##### DATA FOR THE TASK

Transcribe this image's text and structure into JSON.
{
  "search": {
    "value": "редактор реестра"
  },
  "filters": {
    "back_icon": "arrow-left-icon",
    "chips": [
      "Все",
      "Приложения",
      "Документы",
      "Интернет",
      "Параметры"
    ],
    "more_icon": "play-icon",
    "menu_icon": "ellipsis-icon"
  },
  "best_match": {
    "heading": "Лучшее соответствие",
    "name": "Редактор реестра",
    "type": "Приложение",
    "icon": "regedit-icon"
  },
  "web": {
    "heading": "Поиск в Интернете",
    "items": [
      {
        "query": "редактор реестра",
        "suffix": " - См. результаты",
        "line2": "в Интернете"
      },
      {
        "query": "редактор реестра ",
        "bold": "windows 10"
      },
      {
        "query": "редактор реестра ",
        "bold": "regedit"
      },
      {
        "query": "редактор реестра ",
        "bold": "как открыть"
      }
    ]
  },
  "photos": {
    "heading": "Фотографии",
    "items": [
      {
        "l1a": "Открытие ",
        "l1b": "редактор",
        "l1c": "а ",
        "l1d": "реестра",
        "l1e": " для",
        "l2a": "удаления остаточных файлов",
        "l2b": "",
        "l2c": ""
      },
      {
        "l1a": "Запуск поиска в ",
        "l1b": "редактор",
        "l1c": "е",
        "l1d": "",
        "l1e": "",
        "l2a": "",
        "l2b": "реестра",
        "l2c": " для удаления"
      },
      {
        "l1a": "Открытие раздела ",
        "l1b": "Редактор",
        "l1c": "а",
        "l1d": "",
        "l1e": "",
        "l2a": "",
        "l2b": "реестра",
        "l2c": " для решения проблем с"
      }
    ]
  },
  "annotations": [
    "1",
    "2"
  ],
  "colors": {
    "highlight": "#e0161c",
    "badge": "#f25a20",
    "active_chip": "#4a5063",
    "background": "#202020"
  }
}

##########

YOUR GOAL: Where a line of the entries contains the word "удаления", copy that line.

OUTPUT BELOW:
        "l2a": "удаления остаточных файлов",
        "l2c": " для удаления"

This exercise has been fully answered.